** BEGIN Provided material **
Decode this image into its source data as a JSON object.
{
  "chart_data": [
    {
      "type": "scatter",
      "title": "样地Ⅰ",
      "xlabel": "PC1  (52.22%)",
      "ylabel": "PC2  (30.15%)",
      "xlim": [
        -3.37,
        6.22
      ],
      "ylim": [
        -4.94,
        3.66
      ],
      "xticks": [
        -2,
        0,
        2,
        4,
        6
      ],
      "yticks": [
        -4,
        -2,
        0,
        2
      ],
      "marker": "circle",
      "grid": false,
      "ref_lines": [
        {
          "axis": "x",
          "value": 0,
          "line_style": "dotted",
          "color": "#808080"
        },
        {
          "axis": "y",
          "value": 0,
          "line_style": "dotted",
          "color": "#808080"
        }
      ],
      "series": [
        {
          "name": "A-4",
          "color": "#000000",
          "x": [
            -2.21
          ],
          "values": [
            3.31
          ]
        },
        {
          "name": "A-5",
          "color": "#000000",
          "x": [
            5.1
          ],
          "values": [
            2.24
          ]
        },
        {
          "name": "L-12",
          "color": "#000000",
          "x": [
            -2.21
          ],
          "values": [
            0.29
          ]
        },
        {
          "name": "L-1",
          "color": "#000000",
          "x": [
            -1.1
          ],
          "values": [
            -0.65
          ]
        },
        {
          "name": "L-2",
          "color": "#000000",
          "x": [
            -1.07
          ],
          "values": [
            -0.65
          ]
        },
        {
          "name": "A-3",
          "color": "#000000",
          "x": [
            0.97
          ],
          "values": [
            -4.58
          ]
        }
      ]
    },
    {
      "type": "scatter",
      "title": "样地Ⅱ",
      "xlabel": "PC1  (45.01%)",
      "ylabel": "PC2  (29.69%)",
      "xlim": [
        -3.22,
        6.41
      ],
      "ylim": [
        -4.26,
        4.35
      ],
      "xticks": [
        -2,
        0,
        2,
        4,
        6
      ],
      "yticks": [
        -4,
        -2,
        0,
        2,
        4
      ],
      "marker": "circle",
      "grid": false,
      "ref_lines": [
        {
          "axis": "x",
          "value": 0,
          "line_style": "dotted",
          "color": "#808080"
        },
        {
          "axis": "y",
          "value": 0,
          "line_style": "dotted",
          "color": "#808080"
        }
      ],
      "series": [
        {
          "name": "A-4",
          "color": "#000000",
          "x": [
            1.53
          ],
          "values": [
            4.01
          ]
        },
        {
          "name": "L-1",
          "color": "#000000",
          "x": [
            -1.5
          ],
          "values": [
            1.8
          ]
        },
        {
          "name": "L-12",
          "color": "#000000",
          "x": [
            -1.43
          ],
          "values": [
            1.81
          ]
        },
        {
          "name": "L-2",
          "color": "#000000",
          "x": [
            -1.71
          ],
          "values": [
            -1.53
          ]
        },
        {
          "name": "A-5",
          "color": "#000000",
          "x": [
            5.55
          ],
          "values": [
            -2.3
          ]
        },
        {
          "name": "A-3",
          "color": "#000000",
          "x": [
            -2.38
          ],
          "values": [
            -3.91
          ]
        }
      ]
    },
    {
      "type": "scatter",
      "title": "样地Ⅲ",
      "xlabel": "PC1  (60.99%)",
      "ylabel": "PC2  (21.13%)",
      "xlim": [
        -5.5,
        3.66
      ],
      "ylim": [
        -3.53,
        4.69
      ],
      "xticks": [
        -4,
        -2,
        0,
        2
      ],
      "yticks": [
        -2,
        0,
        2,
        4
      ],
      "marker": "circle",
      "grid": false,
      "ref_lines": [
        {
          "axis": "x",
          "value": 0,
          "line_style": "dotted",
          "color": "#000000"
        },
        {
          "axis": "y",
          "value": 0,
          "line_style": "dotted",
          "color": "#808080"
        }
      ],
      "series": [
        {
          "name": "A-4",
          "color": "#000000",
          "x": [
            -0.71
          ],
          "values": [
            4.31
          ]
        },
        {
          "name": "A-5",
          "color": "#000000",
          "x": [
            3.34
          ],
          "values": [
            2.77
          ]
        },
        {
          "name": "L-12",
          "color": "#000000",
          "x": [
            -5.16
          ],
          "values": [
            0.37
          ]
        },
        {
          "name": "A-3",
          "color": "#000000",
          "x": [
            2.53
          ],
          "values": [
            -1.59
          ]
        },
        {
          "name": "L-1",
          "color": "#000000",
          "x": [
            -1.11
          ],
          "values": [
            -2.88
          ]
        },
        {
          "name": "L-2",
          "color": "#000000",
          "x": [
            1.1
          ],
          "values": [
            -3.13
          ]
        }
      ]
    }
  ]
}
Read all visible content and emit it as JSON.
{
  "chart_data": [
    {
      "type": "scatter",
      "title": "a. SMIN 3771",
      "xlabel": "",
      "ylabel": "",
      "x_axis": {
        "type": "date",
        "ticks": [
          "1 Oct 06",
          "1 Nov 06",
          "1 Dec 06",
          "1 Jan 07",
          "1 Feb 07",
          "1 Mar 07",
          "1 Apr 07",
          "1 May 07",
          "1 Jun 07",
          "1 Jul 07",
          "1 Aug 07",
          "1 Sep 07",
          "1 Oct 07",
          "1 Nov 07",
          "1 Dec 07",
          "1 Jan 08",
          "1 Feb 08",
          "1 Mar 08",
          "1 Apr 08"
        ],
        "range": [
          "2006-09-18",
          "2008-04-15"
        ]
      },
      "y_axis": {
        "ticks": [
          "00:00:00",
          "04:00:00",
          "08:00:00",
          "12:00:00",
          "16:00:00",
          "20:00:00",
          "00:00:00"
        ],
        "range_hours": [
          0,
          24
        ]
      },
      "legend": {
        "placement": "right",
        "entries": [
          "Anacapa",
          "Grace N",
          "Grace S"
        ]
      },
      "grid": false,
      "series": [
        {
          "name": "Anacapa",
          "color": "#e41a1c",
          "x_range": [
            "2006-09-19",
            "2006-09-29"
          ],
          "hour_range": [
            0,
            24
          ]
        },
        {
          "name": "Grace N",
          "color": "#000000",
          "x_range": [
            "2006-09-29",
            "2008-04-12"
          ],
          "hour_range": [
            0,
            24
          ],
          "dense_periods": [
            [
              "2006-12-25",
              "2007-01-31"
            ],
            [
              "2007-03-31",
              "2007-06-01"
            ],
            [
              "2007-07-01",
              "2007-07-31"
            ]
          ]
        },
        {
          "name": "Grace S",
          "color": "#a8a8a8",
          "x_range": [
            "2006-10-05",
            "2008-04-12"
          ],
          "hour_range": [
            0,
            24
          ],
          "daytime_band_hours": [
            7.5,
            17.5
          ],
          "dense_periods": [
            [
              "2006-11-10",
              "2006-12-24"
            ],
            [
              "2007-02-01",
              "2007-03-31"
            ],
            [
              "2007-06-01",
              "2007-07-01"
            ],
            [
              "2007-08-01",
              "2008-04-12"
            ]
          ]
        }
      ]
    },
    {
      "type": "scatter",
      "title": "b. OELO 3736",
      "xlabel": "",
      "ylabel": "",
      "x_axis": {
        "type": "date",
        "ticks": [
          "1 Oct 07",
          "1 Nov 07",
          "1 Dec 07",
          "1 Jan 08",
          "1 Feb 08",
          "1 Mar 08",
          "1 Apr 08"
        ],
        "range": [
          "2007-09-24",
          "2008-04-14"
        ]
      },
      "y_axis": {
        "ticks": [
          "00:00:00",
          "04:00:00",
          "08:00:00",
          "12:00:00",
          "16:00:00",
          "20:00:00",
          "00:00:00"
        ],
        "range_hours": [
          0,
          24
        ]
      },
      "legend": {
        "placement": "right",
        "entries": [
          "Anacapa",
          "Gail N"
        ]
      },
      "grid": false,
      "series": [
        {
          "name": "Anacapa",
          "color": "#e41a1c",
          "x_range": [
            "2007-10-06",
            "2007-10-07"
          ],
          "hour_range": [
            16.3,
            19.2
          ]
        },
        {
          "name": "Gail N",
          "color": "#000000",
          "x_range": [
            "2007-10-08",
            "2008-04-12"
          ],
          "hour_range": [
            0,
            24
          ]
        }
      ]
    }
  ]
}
** END Provided material **
## [Requirements]
The answer is a single number, the count of lines in the records that contain the string "xlabel".

## [Answer to the exercise]
5